Raw records:
★ ★ ★ ★ ★
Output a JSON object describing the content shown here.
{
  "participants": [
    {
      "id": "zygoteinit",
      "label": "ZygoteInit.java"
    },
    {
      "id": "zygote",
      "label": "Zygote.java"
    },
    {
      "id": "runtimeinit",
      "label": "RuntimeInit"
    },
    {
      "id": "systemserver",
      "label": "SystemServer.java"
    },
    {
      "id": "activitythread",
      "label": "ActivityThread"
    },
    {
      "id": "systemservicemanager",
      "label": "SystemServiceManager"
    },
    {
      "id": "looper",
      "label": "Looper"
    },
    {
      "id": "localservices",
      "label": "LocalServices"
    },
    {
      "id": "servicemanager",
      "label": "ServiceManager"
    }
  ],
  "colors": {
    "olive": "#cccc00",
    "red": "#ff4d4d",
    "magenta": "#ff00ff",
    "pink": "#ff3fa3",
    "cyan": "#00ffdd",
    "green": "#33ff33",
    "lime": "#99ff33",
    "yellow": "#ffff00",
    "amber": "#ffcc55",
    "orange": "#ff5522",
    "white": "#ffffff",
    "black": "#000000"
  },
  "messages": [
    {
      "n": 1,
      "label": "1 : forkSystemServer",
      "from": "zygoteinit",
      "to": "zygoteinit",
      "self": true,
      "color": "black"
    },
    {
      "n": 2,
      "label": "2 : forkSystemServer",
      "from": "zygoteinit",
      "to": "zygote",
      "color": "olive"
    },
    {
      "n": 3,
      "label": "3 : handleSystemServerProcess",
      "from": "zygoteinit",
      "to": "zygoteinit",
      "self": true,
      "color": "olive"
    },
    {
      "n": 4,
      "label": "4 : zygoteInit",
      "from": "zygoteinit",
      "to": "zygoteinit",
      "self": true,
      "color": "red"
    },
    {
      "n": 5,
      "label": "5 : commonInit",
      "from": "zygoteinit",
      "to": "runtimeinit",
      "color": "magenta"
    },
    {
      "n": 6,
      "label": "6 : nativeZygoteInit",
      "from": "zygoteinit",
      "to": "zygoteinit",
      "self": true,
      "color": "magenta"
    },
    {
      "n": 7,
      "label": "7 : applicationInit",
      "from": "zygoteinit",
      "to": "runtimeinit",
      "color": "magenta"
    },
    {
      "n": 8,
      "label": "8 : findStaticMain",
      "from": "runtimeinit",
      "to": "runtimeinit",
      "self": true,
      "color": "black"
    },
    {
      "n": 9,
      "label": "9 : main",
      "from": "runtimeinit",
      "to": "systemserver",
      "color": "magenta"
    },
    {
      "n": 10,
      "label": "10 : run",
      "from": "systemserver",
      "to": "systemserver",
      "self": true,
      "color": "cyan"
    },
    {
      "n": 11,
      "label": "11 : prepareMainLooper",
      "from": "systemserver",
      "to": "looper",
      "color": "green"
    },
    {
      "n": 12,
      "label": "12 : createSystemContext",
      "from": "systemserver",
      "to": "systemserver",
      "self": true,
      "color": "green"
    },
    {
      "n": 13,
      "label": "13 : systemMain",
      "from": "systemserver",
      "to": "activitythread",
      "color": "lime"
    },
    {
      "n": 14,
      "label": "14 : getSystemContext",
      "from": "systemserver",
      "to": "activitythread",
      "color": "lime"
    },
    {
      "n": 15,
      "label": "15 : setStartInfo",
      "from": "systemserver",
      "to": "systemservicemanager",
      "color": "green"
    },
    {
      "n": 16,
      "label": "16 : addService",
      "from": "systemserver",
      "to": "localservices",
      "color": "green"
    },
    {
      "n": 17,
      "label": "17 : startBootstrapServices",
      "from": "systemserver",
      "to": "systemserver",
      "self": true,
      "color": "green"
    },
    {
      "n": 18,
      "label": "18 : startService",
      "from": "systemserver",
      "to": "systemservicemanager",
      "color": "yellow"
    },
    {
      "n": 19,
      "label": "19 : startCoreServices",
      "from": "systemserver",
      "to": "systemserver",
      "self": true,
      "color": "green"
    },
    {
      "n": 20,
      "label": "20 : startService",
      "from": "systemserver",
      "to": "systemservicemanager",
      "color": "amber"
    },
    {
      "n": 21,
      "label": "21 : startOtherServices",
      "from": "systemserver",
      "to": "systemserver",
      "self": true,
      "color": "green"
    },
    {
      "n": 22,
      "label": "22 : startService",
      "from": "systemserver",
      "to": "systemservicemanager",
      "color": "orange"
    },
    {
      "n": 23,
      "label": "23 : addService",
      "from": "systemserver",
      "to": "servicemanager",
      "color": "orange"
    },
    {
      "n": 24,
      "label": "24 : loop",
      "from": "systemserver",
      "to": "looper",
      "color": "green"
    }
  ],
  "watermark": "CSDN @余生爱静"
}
★ ★ ★ ★ ★
INSTRUCTIONS TO FOLLOW
Reproduce all of the entries word for word.

RESPONSE FOR THIS EXERCISE
Output a JSON object describing the content shown here.
{
  "participants": [
    {
      "id": "zygoteinit",
      "label": "ZygoteInit.java"
    },
    {
      "id": "zygote",
      "label": "Zygote.java"
    },
    {
      "id": "runtimeinit",
      "label": "RuntimeInit"
    },
    {
      "id": "systemserver",
      "label": "SystemServer.java"
    },
    {
      "id": "activitythread",
      "label": "ActivityThread"
    },
    {
      "id": "systemservicemanager",
      "label": "SystemServiceManager"
    },
    {
      "id": "looper",
      "label": "Looper"
    },
    {
      "id": "localservices",
      "label": "LocalServices"
    },
    {
      "id": "servicemanager",
      "label": "ServiceManager"
    }
  ],
  "colors": {
    "olive": "#cccc00",
    "red": "#ff4d4d",
    "magenta": "#ff00ff",
    "pink": "#ff3fa3",
    "cyan": "#00ffdd",
    "green": "#33ff33",
    "lime": "#99ff33",
    "yellow": "#ffff00",
    "amber": "#ffcc55",
    "orange": "#ff5522",
    "white": "#ffffff",
    "black": "#000000"
  },
  "messages": [
    {
      "n": 1,
      "label": "1 : forkSystemServer",
      "from": "zygoteinit",
      "to": "zygoteinit",
      "self": true,
      "color": "black"
    },
    {
      "n": 2,
      "label": "2 : forkSystemServer",
      "from": "zygoteinit",
      "to": "zygote",
      "color": "olive"
    },
    {
      "n": 3,
      "label": "3 : handleSystemServerProcess",
      "from": "zygoteinit",
      "to": "zygoteinit",
      "self": true,
      "color": "olive"
    },
    {
      "n": 4,
      "label": "4 : zygoteInit",
      "from": "zygoteinit",
      "to": "zygoteinit",
      "self": true,
      "color": "red"
    },
    {
      "n": 5,
      "label": "5 : commonInit",
      "from": "zygoteinit",
      "to": "runtimeinit",
      "color": "magenta"
    },
    {
      "n": 6,
      "label": "6 : nativeZygoteInit",
      "from": "zygoteinit",
      "to": "zygoteinit",
      "self": true,
      "color": "magenta"
    },
    {
      "n": 7,
      "label": "7 : applicationInit",
      "from": "zygoteinit",
      "to": "runtimeinit",
      "color": "magenta"
    },
    {
      "n": 8,
      "label": "8 : findStaticMain",
      "from": "runtimeinit",
      "to": "runtimeinit",
      "self": true,
      "color": "black"
    },
    {
      "n": 9,
      "label": "9 : main",
      "from": "runtimeinit",
      "to": "systemserver",
      "color": "magenta"
    },
    {
      "n": 10,
      "label": "10 : run",
      "from": "systemserver",
      "to": "systemserver",
      "self": true,
      "color": "cyan"
    },
    {
      "n": 11,
      "label": "11 : prepareMainLooper",
      "from": "systemserver",
      "to": "looper",
      "color": "green"
    },
    {
      "n": 12,
      "label": "12 : createSystemContext",
      "from": "systemserver",
      "to": "systemserver",
      "self": true,
      "color": "green"
    },
    {
      "n": 13,
      "label": "13 : systemMain",
      "from": "systemserver",
      "to": "activitythread",
      "color": "lime"
    },
    {
      "n": 14,
      "label": "14 : getSystemContext",
      "from": "systemserver",
      "to": "activitythread",
      "color": "lime"
    },
    {
      "n": 15,
      "label": "15 : setStartInfo",
      "from": "systemserver",
      "to": "systemservicemanager",
      "color": "green"
    },
    {
      "n": 16,
      "label": "16 : addService",
      "from": "systemserver",
      "to": "localservices",
      "color": "green"
    },
    {
      "n": 17,
      "label": "17 : startBootstrapServices",
      "from": "systemserver",
      "to": "systemserver",
      "self": true,
      "color": "green"
    },
    {
      "n": 18,
      "label": "18 : startService",
      "from": "systemserver",
      "to": "systemservicemanager",
      "color": "yellow"
    },
    {
      "n": 19,
      "label": "19 : startCoreServices",
      "from": "systemserver",
      "to": "systemserver",
      "self": true,
      "color": "green"
    },
    {
      "n": 20,
      "label": "20 : startService",
      "from": "systemserver",
      "to": "systemservicemanager",
      "color": "amber"
    },
    {
      "n": 21,
      "label": "21 : startOtherServices",
      "from": "systemserver",
      "to": "systemserver",
      "self": true,
      "color": "green"
    },
    {
      "n": 22,
      "label": "22 : startService",
      "from": "systemserver",
      "to": "systemservicemanager",
      "color": "orange"
    },
    {
      "n": 23,
      "label": "23 : addService",
      "from": "systemserver",
      "to": "servicemanager",
      "color": "orange"
    },
    {
      "n": 24,
      "label": "24 : loop",
      "from": "systemserver",
      "to": "looper",
      "color": "green"
    }
  ],
  "watermark": "CSDN @余生爱静"
}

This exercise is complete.